--- Start of TASK INPUTS ---
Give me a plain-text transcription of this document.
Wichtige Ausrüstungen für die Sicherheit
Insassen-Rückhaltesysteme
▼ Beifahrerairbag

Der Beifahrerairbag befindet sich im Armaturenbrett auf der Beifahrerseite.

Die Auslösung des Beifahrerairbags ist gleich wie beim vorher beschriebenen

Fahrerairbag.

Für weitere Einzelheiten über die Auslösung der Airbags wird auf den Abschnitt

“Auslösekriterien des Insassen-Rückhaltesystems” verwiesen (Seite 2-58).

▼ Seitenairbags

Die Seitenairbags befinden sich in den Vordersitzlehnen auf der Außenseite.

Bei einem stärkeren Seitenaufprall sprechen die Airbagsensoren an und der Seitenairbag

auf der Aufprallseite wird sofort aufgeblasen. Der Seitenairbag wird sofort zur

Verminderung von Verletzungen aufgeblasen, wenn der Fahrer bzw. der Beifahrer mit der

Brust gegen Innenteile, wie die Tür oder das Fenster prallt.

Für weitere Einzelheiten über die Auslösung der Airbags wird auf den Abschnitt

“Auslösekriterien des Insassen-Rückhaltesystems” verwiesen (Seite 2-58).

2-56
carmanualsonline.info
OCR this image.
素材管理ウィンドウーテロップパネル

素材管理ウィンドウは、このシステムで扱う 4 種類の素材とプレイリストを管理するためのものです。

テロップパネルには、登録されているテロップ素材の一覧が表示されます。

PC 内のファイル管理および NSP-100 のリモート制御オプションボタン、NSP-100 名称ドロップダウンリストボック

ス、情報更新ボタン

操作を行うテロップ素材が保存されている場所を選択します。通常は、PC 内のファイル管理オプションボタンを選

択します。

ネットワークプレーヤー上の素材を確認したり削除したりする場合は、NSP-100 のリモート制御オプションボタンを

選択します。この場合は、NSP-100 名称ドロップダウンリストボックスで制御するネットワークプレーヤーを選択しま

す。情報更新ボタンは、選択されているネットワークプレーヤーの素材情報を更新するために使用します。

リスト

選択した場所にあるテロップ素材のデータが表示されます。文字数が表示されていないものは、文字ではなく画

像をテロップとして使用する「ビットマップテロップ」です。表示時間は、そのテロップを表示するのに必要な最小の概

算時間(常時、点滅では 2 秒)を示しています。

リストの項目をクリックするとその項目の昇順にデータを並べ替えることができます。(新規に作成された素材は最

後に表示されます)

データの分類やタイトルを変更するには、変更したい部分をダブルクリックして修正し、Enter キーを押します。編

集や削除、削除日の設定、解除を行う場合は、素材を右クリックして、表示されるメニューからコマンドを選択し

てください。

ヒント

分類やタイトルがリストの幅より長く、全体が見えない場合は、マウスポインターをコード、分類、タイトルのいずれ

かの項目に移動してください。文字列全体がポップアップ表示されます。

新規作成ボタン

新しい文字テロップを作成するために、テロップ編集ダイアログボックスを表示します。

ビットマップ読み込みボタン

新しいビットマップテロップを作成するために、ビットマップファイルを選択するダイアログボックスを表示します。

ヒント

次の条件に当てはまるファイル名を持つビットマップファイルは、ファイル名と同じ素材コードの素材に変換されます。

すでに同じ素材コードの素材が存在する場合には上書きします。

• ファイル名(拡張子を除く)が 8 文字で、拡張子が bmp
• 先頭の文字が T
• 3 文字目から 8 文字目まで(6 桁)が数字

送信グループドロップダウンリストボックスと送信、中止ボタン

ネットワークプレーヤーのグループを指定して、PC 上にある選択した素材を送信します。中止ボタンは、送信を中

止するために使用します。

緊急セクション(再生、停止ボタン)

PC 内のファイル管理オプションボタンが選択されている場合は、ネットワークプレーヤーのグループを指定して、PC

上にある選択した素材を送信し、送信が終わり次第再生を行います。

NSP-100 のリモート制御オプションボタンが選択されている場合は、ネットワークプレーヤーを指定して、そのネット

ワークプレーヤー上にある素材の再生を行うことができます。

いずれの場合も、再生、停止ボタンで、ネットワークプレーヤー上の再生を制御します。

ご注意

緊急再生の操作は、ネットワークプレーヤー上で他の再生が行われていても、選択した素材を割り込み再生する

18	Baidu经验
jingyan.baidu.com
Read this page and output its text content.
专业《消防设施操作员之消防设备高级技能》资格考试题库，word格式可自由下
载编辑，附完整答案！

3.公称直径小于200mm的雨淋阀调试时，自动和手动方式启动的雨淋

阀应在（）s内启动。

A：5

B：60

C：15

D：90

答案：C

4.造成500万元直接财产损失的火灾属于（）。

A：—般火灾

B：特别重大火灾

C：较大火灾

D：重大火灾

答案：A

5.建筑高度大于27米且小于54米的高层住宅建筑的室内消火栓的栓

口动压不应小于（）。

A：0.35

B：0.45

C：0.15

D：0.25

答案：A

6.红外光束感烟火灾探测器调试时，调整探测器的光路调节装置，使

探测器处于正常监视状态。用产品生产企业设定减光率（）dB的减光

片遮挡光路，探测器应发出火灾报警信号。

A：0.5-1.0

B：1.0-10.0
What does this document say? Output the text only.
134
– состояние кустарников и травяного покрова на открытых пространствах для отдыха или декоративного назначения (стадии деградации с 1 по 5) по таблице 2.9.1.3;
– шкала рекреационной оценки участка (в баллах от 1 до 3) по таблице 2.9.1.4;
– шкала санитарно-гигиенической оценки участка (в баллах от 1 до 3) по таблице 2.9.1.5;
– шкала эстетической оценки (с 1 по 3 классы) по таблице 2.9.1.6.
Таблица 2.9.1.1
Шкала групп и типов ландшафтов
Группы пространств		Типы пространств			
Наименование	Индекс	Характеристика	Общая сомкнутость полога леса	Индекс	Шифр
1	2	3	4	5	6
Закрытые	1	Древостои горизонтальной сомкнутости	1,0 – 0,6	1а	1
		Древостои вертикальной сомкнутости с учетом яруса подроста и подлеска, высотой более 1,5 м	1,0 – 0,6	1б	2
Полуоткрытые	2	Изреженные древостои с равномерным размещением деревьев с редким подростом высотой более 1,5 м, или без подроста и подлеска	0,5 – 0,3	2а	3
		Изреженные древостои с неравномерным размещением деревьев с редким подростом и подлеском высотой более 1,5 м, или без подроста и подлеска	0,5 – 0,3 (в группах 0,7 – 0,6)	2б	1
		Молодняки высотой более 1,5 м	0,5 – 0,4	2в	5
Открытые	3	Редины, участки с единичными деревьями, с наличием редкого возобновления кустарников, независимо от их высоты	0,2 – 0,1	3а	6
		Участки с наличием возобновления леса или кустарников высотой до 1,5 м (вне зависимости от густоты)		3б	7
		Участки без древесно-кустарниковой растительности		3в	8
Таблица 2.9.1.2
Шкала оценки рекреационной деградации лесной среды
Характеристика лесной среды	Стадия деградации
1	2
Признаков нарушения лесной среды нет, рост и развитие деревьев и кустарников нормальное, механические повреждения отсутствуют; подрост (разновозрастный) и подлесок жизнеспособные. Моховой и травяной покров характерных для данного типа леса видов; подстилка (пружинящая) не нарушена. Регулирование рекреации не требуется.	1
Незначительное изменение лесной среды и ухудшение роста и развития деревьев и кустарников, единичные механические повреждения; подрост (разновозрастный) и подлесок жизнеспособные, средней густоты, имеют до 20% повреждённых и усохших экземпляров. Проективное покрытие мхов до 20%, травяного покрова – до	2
--- End of TASK INPUTS ---
__WHAT YOU SHOULD DO__
Identify and copy lines that hold the string "редким".

__REPLY TO THE TASK__
Полуоткрытые	2	Изреженные древостои с равномерным размещением деревьев с редким подростом высотой более 1,5 м, или без подроста и подлеска	0,5 – 0,3	2а	3
		Изреженные древостои с неравномерным размещением деревьев с редким подростом и подлеском высотой более 1,5 м, или без подроста и подлеска	0,5 – 0,3 (в группах 0,7 – 0,6)	2б	1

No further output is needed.